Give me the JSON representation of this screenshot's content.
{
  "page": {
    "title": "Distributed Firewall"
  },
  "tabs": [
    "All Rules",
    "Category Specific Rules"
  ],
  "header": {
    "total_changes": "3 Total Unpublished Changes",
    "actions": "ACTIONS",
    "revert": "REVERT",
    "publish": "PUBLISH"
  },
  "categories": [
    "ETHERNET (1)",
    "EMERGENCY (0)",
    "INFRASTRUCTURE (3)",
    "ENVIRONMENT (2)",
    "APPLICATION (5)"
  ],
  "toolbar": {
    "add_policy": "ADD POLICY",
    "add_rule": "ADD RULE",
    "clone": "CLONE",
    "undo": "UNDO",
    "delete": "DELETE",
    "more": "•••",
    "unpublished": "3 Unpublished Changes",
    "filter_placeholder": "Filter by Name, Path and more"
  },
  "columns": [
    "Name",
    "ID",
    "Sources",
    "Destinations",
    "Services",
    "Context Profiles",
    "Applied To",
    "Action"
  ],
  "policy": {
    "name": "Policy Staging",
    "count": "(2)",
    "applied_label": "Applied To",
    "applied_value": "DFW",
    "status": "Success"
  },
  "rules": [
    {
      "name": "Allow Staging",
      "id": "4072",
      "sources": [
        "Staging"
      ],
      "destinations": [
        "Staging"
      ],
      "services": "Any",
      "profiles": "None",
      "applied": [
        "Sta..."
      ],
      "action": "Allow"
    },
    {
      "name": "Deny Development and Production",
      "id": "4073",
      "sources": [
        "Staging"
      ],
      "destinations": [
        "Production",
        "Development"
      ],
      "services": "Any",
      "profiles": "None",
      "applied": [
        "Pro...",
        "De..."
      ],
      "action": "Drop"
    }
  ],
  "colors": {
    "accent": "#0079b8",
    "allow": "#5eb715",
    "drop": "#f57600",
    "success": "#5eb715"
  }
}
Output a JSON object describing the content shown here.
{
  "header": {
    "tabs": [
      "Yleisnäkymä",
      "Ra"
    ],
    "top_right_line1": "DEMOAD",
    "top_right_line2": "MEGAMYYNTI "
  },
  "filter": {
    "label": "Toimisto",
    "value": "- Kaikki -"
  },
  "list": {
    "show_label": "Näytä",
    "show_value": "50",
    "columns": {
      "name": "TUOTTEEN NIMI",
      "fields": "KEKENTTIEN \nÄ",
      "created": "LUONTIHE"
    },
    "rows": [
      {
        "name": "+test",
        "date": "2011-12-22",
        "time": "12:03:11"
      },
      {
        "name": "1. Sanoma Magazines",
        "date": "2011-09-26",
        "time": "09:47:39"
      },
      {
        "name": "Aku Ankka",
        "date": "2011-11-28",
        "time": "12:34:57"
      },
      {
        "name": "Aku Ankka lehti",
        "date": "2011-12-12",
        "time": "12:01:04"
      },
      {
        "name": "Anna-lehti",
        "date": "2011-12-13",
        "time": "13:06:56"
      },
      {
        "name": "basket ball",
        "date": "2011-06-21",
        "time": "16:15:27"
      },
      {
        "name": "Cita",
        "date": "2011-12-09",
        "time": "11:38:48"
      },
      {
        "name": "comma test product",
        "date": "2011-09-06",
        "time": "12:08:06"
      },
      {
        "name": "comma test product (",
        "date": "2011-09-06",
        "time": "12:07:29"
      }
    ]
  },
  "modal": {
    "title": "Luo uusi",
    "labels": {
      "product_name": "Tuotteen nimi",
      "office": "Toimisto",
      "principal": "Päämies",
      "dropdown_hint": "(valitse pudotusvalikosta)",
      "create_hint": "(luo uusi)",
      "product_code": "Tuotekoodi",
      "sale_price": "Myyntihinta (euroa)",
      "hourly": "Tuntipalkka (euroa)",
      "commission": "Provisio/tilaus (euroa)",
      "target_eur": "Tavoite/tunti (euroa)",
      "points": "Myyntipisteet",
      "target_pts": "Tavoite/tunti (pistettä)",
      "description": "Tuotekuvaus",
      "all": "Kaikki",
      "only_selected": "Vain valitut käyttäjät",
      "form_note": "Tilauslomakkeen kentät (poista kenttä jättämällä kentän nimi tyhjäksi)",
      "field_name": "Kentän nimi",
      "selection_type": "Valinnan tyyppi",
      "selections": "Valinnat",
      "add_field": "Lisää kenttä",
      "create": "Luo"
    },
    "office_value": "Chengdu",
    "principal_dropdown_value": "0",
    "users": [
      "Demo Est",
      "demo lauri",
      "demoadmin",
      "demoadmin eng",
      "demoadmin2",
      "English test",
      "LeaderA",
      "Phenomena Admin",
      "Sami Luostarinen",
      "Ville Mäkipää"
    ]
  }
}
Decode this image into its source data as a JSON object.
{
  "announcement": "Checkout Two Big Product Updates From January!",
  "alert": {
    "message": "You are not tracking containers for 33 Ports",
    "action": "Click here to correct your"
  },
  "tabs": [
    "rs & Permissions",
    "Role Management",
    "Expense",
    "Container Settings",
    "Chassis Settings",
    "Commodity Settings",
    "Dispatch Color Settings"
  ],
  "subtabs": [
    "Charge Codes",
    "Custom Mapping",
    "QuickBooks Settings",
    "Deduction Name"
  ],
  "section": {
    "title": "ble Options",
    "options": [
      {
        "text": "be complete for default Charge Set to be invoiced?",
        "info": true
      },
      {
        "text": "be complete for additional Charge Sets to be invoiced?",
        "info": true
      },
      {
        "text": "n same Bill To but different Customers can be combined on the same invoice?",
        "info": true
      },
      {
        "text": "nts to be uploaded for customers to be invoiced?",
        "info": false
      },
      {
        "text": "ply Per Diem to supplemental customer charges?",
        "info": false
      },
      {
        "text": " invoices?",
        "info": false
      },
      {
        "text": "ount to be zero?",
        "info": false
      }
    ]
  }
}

____

| EXERCISE DETAILS |
Write out all the entries exactly.

| COMPLETE RESPONSE |
Give me the JSON representation of this screenshot's content.
{
  "page": {
    "title": "Distributed Firewall"
  },
  "tabs": [
    "All Rules",
    "Category Specific Rules"
  ],
  "header": {
    "total_changes": "3 Total Unpublished Changes",
    "actions": "ACTIONS",
    "revert": "REVERT",
    "publish": "PUBLISH"
  },
  "categories": [
    "ETHERNET (1)",
    "EMERGENCY (0)",
    "INFRASTRUCTURE (3)",
    "ENVIRONMENT (2)",
    "APPLICATION (5)"
  ],
  "toolbar": {
    "add_policy": "ADD POLICY",
    "add_rule": "ADD RULE",
    "clone": "CLONE",
    "undo": "UNDO",
    "delete": "DELETE",
    "more": "•••",
    "unpublished": "3 Unpublished Changes",
    "filter_placeholder": "Filter by Name, Path and more"
  },
  "columns": [
    "Name",
    "ID",
    "Sources",
    "Destinations",
    "Services",
    "Context Profiles",
    "Applied To",
    "Action"
  ],
  "policy": {
    "name": "Policy Staging",
    "count": "(2)",
    "applied_label": "Applied To",
    "applied_value": "DFW",
    "status": "Success"
  },
  "rules": [
    {
      "name": "Allow Staging",
      "id": "4072",
      "sources": [
        "Staging"
      ],
      "destinations": [
        "Staging"
      ],
      "services": "Any",
      "profiles": "None",
      "applied": [
        "Sta..."
      ],
      "action": "Allow"
    },
    {
      "name": "Deny Development and Production",
      "id": "4073",
      "sources": [
        "Staging"
      ],
      "destinations": [
        "Production",
        "Development"
      ],
      "services": "Any",
      "profiles": "None",
      "applied": [
        "Pro...",
        "De..."
      ],
      "action": "Drop"
    }
  ],
  "colors": {
    "accent": "#0079b8",
    "allow": "#5eb715",
    "drop": "#f57600",
    "success": "#5eb715"
  }
}
Output a JSON object describing the content shown here.
{
  "header": {
    "tabs": [
      "Yleisnäkymä",
      "Ra"
    ],
    "top_right_line1": "DEMOAD",
    "top_right_line2": "MEGAMYYNTI "
  },
  "filter": {
    "label": "Toimisto",
    "value": "- Kaikki -"
  },
  "list": {
    "show_label": "Näytä",
    "show_value": "50",
    "columns": {
      "name": "TUOTTEEN NIMI",
      "fields": "KEKENTTIEN \nÄ",
      "created": "LUONTIHE"
    },
    "rows": [
      {
        "name": "+test",
        "date": "2011-12-22",
        "time": "12:03:11"
      },
      {
        "name": "1. Sanoma Magazines",
        "date": "2011-09-26",
        "time": "09:47:39"
      },
      {
        "name": "Aku Ankka",
        "date": "2011-11-28",
        "time": "12:34:57"
      },
      {
        "name": "Aku Ankka lehti",
        "date": "2011-12-12",
        "time": "12:01:04"
      },
      {
        "name": "Anna-lehti",
        "date": "2011-12-13",
        "time": "13:06:56"
      },
      {
        "name": "basket ball",
        "date": "2011-06-21",
        "time": "16:15:27"
      },
      {
        "name": "Cita",
        "date": "2011-12-09",
        "time": "11:38:48"
      },
      {
        "name": "comma test product",
        "date": "2011-09-06",
        "time": "12:08:06"
      },
      {
        "name": "comma test product (",
        "date": "2011-09-06",
        "time": "12:07:29"
      }
    ]
  },
  "modal": {
    "title": "Luo uusi",
    "labels": {
      "product_name": "Tuotteen nimi",
      "office": "Toimisto",
      "principal": "Päämies",
      "dropdown_hint": "(valitse pudotusvalikosta)",
      "create_hint": "(luo uusi)",
      "product_code": "Tuotekoodi",
      "sale_price": "Myyntihinta (euroa)",
      "hourly": "Tuntipalkka (euroa)",
      "commission": "Provisio/tilaus (euroa)",
      "target_eur": "Tavoite/tunti (euroa)",
      "points": "Myyntipisteet",
      "target_pts": "Tavoite/tunti (pistettä)",
      "description": "Tuotekuvaus",
      "all": "Kaikki",
      "only_selected": "Vain valitut käyttäjät",
      "form_note": "Tilauslomakkeen kentät (poista kenttä jättämällä kentän nimi tyhjäksi)",
      "field_name": "Kentän nimi",
      "selection_type": "Valinnan tyyppi",
      "selections": "Valinnat",
      "add_field": "Lisää kenttä",
      "create": "Luo"
    },
    "office_value": "Chengdu",
    "principal_dropdown_value": "0",
    "users": [
      "Demo Est",
      "demo lauri",
      "demoadmin",
      "demoadmin eng",
      "demoadmin2",
      "English test",
      "LeaderA",
      "Phenomena Admin",
      "Sami Luostarinen",
      "Ville Mäkipää"
    ]
  }
}
Decode this image into its source data as a JSON object.
{
  "announcement": "Checkout Two Big Product Updates From January!",
  "alert": {
    "message": "You are not tracking containers for 33 Ports",
    "action": "Click here to correct your"
  },
  "tabs": [
    "rs & Permissions",
    "Role Management",
    "Expense",
    "Container Settings",
    "Chassis Settings",
    "Commodity Settings",
    "Dispatch Color Settings"
  ],
  "subtabs": [
    "Charge Codes",
    "Custom Mapping",
    "QuickBooks Settings",
    "Deduction Name"
  ],
  "section": {
    "title": "ble Options",
    "options": [
      {
        "text": "be complete for default Charge Set to be invoiced?",
        "info": true
      },
      {
        "text": "be complete for additional Charge Sets to be invoiced?",
        "info": true
      },
      {
        "text": "n same Bill To but different Customers can be combined on the same invoice?",
        "info": true
      },
      {
        "text": "nts to be uploaded for customers to be invoiced?",
        "info": false
      },
      {
        "text": "ply Per Diem to supplemental customer charges?",
        "info": false
      },
      {
        "text": " invoices?",
        "info": false
      },
      {
        "text": "ount to be zero?",
        "info": false
      }
    ]
  }
}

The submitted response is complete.